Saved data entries
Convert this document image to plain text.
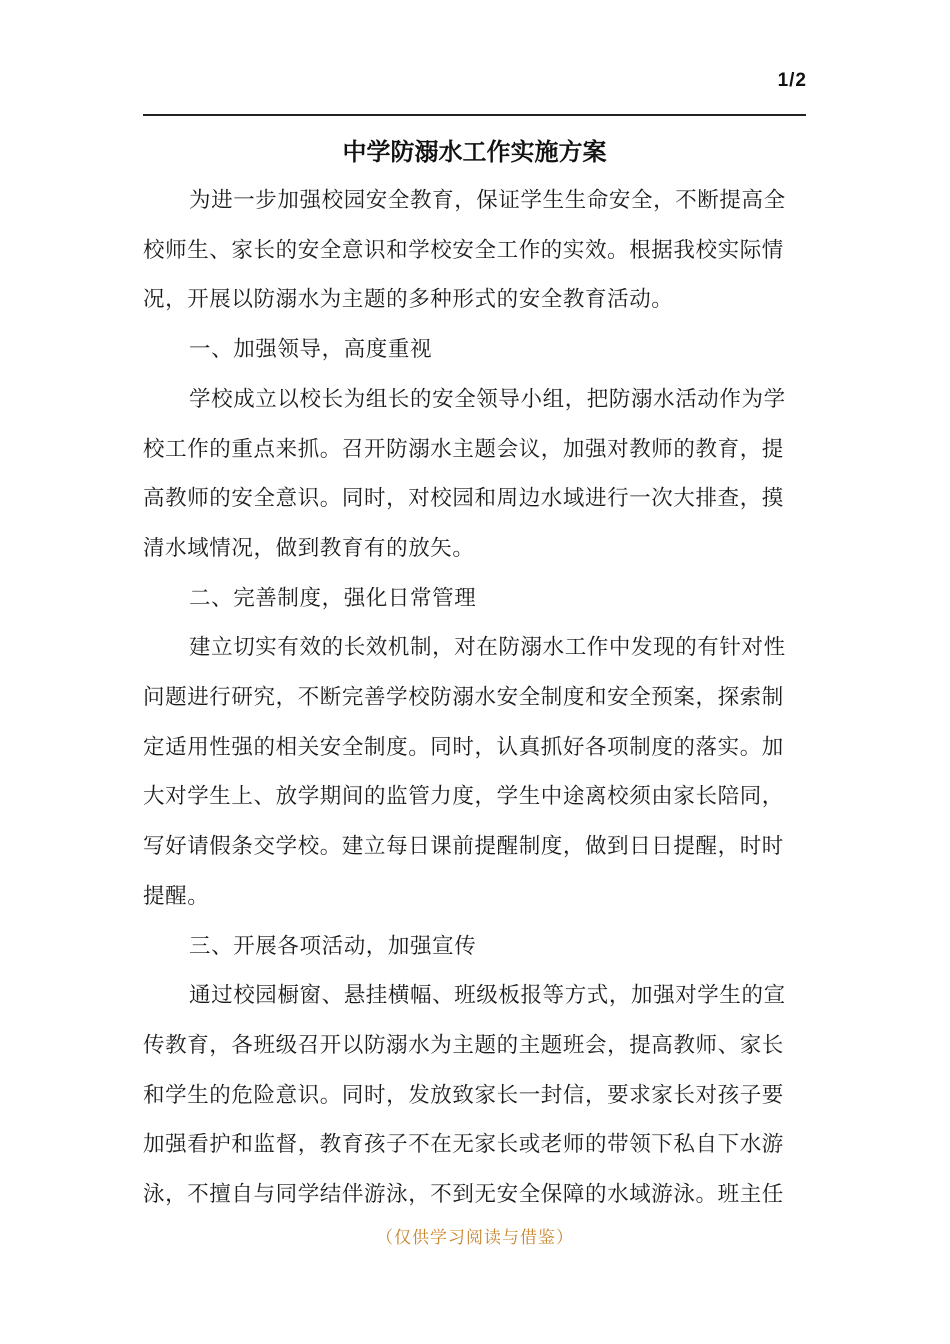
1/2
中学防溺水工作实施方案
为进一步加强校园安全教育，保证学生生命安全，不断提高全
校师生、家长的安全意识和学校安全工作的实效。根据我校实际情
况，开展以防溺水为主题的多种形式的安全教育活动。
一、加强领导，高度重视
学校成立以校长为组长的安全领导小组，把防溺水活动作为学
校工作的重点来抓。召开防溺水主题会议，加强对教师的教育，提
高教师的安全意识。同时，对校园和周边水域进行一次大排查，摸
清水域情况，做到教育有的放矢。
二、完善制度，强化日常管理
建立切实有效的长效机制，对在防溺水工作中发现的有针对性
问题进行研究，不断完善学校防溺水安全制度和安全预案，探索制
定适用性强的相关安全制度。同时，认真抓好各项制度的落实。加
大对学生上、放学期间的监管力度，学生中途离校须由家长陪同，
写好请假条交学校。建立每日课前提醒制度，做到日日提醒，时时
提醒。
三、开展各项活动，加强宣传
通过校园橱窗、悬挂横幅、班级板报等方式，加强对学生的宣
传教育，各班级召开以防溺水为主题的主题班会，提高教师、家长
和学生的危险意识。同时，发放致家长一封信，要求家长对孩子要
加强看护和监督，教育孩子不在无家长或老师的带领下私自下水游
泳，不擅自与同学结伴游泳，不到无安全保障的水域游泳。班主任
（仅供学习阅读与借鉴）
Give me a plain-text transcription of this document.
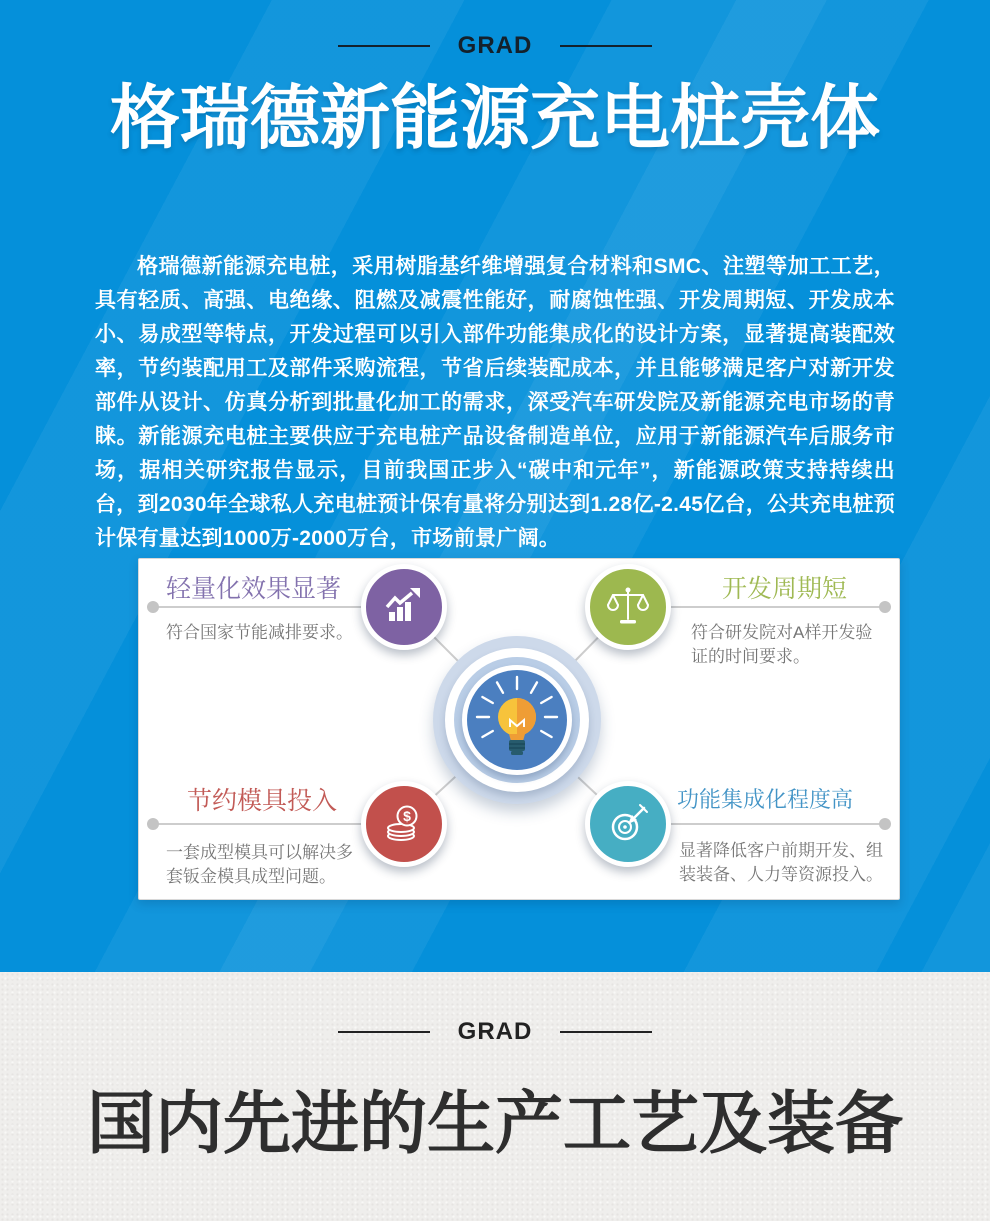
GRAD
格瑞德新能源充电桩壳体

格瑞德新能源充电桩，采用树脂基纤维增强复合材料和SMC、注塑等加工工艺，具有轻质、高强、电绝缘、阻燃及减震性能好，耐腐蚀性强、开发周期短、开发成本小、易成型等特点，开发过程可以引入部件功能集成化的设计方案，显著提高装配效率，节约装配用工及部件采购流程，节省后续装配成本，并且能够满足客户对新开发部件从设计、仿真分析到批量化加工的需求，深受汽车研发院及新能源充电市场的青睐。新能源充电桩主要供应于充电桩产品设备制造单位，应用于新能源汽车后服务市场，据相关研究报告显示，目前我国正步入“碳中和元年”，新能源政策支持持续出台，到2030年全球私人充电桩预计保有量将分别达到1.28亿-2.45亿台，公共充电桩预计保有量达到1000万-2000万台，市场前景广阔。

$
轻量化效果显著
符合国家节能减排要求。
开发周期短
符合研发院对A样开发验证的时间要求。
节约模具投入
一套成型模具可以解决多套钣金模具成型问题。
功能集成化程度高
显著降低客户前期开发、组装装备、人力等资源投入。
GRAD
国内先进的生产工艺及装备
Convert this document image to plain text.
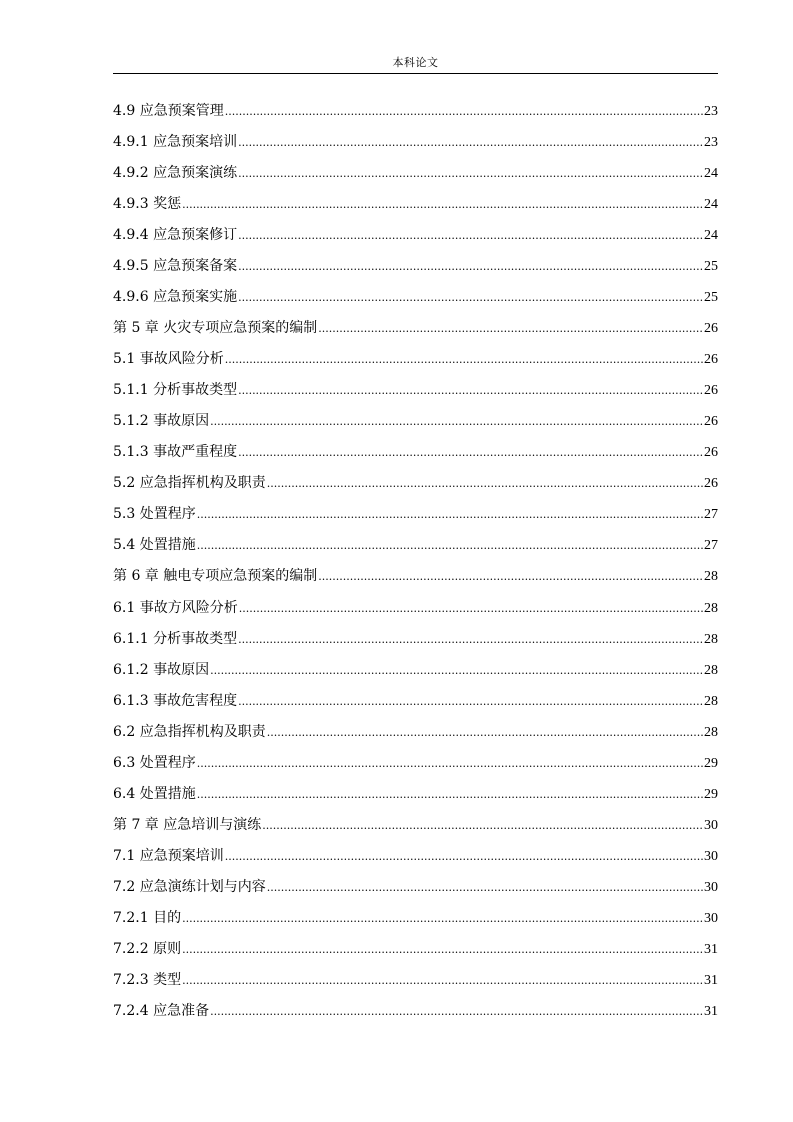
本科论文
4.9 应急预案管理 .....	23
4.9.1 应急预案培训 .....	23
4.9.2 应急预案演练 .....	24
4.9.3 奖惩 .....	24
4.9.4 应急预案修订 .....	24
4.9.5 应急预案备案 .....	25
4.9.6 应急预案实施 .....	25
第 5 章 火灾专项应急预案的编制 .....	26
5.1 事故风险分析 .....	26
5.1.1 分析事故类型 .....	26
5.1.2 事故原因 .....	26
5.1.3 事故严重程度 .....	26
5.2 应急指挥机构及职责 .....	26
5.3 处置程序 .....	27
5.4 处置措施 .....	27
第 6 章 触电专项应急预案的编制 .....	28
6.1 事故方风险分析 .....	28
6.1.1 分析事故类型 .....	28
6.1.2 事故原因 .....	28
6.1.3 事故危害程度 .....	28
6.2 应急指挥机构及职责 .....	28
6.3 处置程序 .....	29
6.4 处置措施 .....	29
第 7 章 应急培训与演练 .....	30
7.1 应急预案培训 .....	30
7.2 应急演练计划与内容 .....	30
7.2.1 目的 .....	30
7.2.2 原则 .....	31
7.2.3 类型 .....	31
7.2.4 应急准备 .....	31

**Exercise aim:** Make a word-for-word copy of the entries, without any pictures.

**Response to the exercise:**
Convert this document image to plain text.
1/2
中学防溺水工作实施方案
为进一步加强校园安全教育，保证学生生命安全，不断提高全
校师生、家长的安全意识和学校安全工作的实效。根据我校实际情
况，开展以防溺水为主题的多种形式的安全教育活动。
一、加强领导，高度重视
学校成立以校长为组长的安全领导小组，把防溺水活动作为学
校工作的重点来抓。召开防溺水主题会议，加强对教师的教育，提
高教师的安全意识。同时，对校园和周边水域进行一次大排查，摸
清水域情况，做到教育有的放矢。
二、完善制度，强化日常管理
建立切实有效的长效机制，对在防溺水工作中发现的有针对性
问题进行研究，不断完善学校防溺水安全制度和安全预案，探索制
定适用性强的相关安全制度。同时，认真抓好各项制度的落实。加
大对学生上、放学期间的监管力度，学生中途离校须由家长陪同，
写好请假条交学校。建立每日课前提醒制度，做到日日提醒，时时
提醒。
三、开展各项活动，加强宣传
通过校园橱窗、悬挂横幅、班级板报等方式，加强对学生的宣
传教育，各班级召开以防溺水为主题的主题班会，提高教师、家长
和学生的危险意识。同时，发放致家长一封信，要求家长对孩子要
加强看护和监督，教育孩子不在无家长或老师的带领下私自下水游
泳，不擅自与同学结伴游泳，不到无安全保障的水域游泳。班主任
（仅供学习阅读与借鉴）
Give me a plain-text transcription of this document.
GRAD
格瑞德新能源充电桩壳体

格瑞德新能源充电桩，采用树脂基纤维增强复合材料和SMC、注塑等加工工艺，具有轻质、高强、电绝缘、阻燃及减震性能好，耐腐蚀性强、开发周期短、开发成本小、易成型等特点，开发过程可以引入部件功能集成化的设计方案，显著提高装配效率，节约装配用工及部件采购流程，节省后续装配成本，并且能够满足客户对新开发部件从设计、仿真分析到批量化加工的需求，深受汽车研发院及新能源充电市场的青睐。新能源充电桩主要供应于充电桩产品设备制造单位，应用于新能源汽车后服务市场，据相关研究报告显示，目前我国正步入“碳中和元年”，新能源政策支持持续出台，到2030年全球私人充电桩预计保有量将分别达到1.28亿-2.45亿台，公共充电桩预计保有量达到1000万-2000万台，市场前景广阔。

$
轻量化效果显著
符合国家节能减排要求。
开发周期短
符合研发院对A样开发验证的时间要求。
节约模具投入
一套成型模具可以解决多套钣金模具成型问题。
功能集成化程度高
显著降低客户前期开发、组装装备、人力等资源投入。
GRAD
国内先进的生产工艺及装备
Convert this document image to plain text.
本科论文
4.9 应急预案管理 .....	23
4.9.1 应急预案培训 .....	23
4.9.2 应急预案演练 .....	24
4.9.3 奖惩 .....	24
4.9.4 应急预案修订 .....	24
4.9.5 应急预案备案 .....	25
4.9.6 应急预案实施 .....	25
第 5 章 火灾专项应急预案的编制 .....	26
5.1 事故风险分析 .....	26
5.1.1 分析事故类型 .....	26
5.1.2 事故原因 .....	26
5.1.3 事故严重程度 .....	26
5.2 应急指挥机构及职责 .....	26
5.3 处置程序 .....	27
5.4 处置措施 .....	27
第 6 章 触电专项应急预案的编制 .....	28
6.1 事故方风险分析 .....	28
6.1.1 分析事故类型 .....	28
6.1.2 事故原因 .....	28
6.1.3 事故危害程度 .....	28
6.2 应急指挥机构及职责 .....	28
6.3 处置程序 .....	29
6.4 处置措施 .....	29
第 7 章 应急培训与演练 .....	30
7.1 应急预案培训 .....	30
7.2 应急演练计划与内容 .....	30
7.2.1 目的 .....	30
7.2.2 原则 .....	31
7.2.3 类型 .....	31
7.2.4 应急准备 .....	31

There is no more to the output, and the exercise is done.